Task goal »
Print all of the data exactly as written.

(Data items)
▬▬▬
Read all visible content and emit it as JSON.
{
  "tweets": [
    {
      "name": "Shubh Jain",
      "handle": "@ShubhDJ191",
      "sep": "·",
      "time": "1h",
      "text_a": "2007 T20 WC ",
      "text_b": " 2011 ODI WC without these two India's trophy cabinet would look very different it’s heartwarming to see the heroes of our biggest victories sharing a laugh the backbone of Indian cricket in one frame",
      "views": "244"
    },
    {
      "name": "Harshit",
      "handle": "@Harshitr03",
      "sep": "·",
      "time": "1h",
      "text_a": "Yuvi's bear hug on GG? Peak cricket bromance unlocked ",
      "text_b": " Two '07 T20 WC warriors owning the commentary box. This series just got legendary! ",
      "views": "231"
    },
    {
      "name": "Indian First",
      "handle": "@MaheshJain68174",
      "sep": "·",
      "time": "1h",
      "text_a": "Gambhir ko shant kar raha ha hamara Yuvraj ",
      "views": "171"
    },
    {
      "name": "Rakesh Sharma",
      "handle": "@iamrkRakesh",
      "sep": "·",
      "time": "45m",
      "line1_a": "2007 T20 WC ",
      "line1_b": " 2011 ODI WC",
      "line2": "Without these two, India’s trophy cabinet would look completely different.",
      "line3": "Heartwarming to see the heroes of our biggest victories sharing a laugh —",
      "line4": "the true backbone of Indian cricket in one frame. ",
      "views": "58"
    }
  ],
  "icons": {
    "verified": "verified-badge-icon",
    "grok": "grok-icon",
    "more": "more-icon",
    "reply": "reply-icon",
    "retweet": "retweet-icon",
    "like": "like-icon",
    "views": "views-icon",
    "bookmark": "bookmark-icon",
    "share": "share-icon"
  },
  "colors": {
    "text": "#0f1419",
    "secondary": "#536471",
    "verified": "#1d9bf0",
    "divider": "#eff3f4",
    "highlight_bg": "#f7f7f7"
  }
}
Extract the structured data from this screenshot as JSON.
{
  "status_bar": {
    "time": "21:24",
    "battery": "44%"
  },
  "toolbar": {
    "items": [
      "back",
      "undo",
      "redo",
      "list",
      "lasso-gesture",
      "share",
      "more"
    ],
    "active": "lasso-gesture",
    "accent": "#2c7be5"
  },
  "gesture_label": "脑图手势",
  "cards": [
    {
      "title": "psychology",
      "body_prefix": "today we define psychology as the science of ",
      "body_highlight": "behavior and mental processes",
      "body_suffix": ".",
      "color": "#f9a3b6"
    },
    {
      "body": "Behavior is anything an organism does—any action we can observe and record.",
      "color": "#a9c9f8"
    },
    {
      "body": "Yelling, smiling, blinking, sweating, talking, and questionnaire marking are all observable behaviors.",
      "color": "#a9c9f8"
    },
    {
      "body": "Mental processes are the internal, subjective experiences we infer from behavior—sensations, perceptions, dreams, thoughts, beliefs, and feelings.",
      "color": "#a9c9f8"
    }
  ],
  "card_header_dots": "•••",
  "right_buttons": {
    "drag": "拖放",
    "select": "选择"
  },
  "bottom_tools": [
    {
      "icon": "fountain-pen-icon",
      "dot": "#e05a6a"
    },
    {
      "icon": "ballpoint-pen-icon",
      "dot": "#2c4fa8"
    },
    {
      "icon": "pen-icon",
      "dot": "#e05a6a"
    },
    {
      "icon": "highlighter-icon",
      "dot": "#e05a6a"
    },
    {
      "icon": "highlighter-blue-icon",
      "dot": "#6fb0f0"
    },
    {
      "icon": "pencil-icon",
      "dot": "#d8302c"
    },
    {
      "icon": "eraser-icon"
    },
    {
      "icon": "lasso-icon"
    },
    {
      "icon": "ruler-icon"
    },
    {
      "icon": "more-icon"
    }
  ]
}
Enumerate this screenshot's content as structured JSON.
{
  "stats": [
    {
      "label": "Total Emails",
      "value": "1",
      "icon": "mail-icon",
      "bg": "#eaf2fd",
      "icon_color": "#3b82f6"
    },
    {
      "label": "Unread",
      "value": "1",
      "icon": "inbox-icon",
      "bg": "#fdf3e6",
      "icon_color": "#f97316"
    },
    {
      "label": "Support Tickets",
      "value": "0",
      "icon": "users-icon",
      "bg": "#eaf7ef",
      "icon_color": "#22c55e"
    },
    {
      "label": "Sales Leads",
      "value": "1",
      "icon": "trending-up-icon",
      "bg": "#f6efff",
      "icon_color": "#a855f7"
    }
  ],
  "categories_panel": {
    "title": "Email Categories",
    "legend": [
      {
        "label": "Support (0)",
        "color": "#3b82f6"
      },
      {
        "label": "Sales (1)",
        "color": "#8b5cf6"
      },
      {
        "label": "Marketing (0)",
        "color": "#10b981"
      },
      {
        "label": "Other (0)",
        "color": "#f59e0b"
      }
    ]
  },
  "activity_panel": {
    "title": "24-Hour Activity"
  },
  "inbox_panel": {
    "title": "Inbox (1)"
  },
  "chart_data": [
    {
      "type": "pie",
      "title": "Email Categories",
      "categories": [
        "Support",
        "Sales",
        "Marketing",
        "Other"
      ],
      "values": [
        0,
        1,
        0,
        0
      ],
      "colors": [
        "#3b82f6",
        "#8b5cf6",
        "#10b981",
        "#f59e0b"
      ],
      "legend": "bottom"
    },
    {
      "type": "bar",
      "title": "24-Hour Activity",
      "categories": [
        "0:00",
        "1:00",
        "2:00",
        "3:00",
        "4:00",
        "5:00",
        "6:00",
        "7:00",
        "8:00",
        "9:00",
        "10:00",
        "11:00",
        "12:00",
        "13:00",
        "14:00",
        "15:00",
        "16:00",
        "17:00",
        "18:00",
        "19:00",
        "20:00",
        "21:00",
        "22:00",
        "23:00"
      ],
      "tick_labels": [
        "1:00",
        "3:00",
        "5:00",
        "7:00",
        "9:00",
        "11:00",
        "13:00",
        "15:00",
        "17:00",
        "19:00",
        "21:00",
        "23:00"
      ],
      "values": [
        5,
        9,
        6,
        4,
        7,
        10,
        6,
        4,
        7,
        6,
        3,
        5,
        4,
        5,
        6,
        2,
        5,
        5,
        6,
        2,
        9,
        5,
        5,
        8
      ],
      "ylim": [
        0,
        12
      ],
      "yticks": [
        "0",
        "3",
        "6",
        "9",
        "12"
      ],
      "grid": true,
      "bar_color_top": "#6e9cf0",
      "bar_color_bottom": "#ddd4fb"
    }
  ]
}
▬▬▬
Exercise result »
Read all visible content and emit it as JSON.
{
  "tweets": [
    {
      "name": "Shubh Jain",
      "handle": "@ShubhDJ191",
      "sep": "·",
      "time": "1h",
      "text_a": "2007 T20 WC ",
      "text_b": " 2011 ODI WC without these two India's trophy cabinet would look very different it’s heartwarming to see the heroes of our biggest victories sharing a laugh the backbone of Indian cricket in one frame",
      "views": "244"
    },
    {
      "name": "Harshit",
      "handle": "@Harshitr03",
      "sep": "·",
      "time": "1h",
      "text_a": "Yuvi's bear hug on GG? Peak cricket bromance unlocked ",
      "text_b": " Two '07 T20 WC warriors owning the commentary box. This series just got legendary! ",
      "views": "231"
    },
    {
      "name": "Indian First",
      "handle": "@MaheshJain68174",
      "sep": "·",
      "time": "1h",
      "text_a": "Gambhir ko shant kar raha ha hamara Yuvraj ",
      "views": "171"
    },
    {
      "name": "Rakesh Sharma",
      "handle": "@iamrkRakesh",
      "sep": "·",
      "time": "45m",
      "line1_a": "2007 T20 WC ",
      "line1_b": " 2011 ODI WC",
      "line2": "Without these two, India’s trophy cabinet would look completely different.",
      "line3": "Heartwarming to see the heroes of our biggest victories sharing a laugh —",
      "line4": "the true backbone of Indian cricket in one frame. ",
      "views": "58"
    }
  ],
  "icons": {
    "verified": "verified-badge-icon",
    "grok": "grok-icon",
    "more": "more-icon",
    "reply": "reply-icon",
    "retweet": "retweet-icon",
    "like": "like-icon",
    "views": "views-icon",
    "bookmark": "bookmark-icon",
    "share": "share-icon"
  },
  "colors": {
    "text": "#0f1419",
    "secondary": "#536471",
    "verified": "#1d9bf0",
    "divider": "#eff3f4",
    "highlight_bg": "#f7f7f7"
  }
}
Extract the structured data from this screenshot as JSON.
{
  "status_bar": {
    "time": "21:24",
    "battery": "44%"
  },
  "toolbar": {
    "items": [
      "back",
      "undo",
      "redo",
      "list",
      "lasso-gesture",
      "share",
      "more"
    ],
    "active": "lasso-gesture",
    "accent": "#2c7be5"
  },
  "gesture_label": "脑图手势",
  "cards": [
    {
      "title": "psychology",
      "body_prefix": "today we define psychology as the science of ",
      "body_highlight": "behavior and mental processes",
      "body_suffix": ".",
      "color": "#f9a3b6"
    },
    {
      "body": "Behavior is anything an organism does—any action we can observe and record.",
      "color": "#a9c9f8"
    },
    {
      "body": "Yelling, smiling, blinking, sweating, talking, and questionnaire marking are all observable behaviors.",
      "color": "#a9c9f8"
    },
    {
      "body": "Mental processes are the internal, subjective experiences we infer from behavior—sensations, perceptions, dreams, thoughts, beliefs, and feelings.",
      "color": "#a9c9f8"
    }
  ],
  "card_header_dots": "•••",
  "right_buttons": {
    "drag": "拖放",
    "select": "选择"
  },
  "bottom_tools": [
    {
      "icon": "fountain-pen-icon",
      "dot": "#e05a6a"
    },
    {
      "icon": "ballpoint-pen-icon",
      "dot": "#2c4fa8"
    },
    {
      "icon": "pen-icon",
      "dot": "#e05a6a"
    },
    {
      "icon": "highlighter-icon",
      "dot": "#e05a6a"
    },
    {
      "icon": "highlighter-blue-icon",
      "dot": "#6fb0f0"
    },
    {
      "icon": "pencil-icon",
      "dot": "#d8302c"
    },
    {
      "icon": "eraser-icon"
    },
    {
      "icon": "lasso-icon"
    },
    {
      "icon": "ruler-icon"
    },
    {
      "icon": "more-icon"
    }
  ]
}
Enumerate this screenshot's content as structured JSON.
{
  "stats": [
    {
      "label": "Total Emails",
      "value": "1",
      "icon": "mail-icon",
      "bg": "#eaf2fd",
      "icon_color": "#3b82f6"
    },
    {
      "label": "Unread",
      "value": "1",
      "icon": "inbox-icon",
      "bg": "#fdf3e6",
      "icon_color": "#f97316"
    },
    {
      "label": "Support Tickets",
      "value": "0",
      "icon": "users-icon",
      "bg": "#eaf7ef",
      "icon_color": "#22c55e"
    },
    {
      "label": "Sales Leads",
      "value": "1",
      "icon": "trending-up-icon",
      "bg": "#f6efff",
      "icon_color": "#a855f7"
    }
  ],
  "categories_panel": {
    "title": "Email Categories",
    "legend": [
      {
        "label": "Support (0)",
        "color": "#3b82f6"
      },
      {
        "label": "Sales (1)",
        "color": "#8b5cf6"
      },
      {
        "label": "Marketing (0)",
        "color": "#10b981"
      },
      {
        "label": "Other (0)",
        "color": "#f59e0b"
      }
    ]
  },
  "activity_panel": {
    "title": "24-Hour Activity"
  },
  "inbox_panel": {
    "title": "Inbox (1)"
  },
  "chart_data": [
    {
      "type": "pie",
      "title": "Email Categories",
      "categories": [
        "Support",
        "Sales",
        "Marketing",
        "Other"
      ],
      "values": [
        0,
        1,
        0,
        0
      ],
      "colors": [
        "#3b82f6",
        "#8b5cf6",
        "#10b981",
        "#f59e0b"
      ],
      "legend": "bottom"
    },
    {
      "type": "bar",
      "title": "24-Hour Activity",
      "categories": [
        "0:00",
        "1:00",
        "2:00",
        "3:00",
        "4:00",
        "5:00",
        "6:00",
        "7:00",
        "8:00",
        "9:00",
        "10:00",
        "11:00",
        "12:00",
        "13:00",
        "14:00",
        "15:00",
        "16:00",
        "17:00",
        "18:00",
        "19:00",
        "20:00",
        "21:00",
        "22:00",
        "23:00"
      ],
      "tick_labels": [
        "1:00",
        "3:00",
        "5:00",
        "7:00",
        "9:00",
        "11:00",
        "13:00",
        "15:00",
        "17:00",
        "19:00",
        "21:00",
        "23:00"
      ],
      "values": [
        5,
        9,
        6,
        4,
        7,
        10,
        6,
        4,
        7,
        6,
        3,
        5,
        4,
        5,
        6,
        2,
        5,
        5,
        6,
        2,
        9,
        5,
        5,
        8
      ],
      "ylim": [
        0,
        12
      ],
      "yticks": [
        "0",
        "3",
        "6",
        "9",
        "12"
      ],
      "grid": true,
      "bar_color_top": "#6e9cf0",
      "bar_color_bottom": "#ddd4fb"
    }
  ]
}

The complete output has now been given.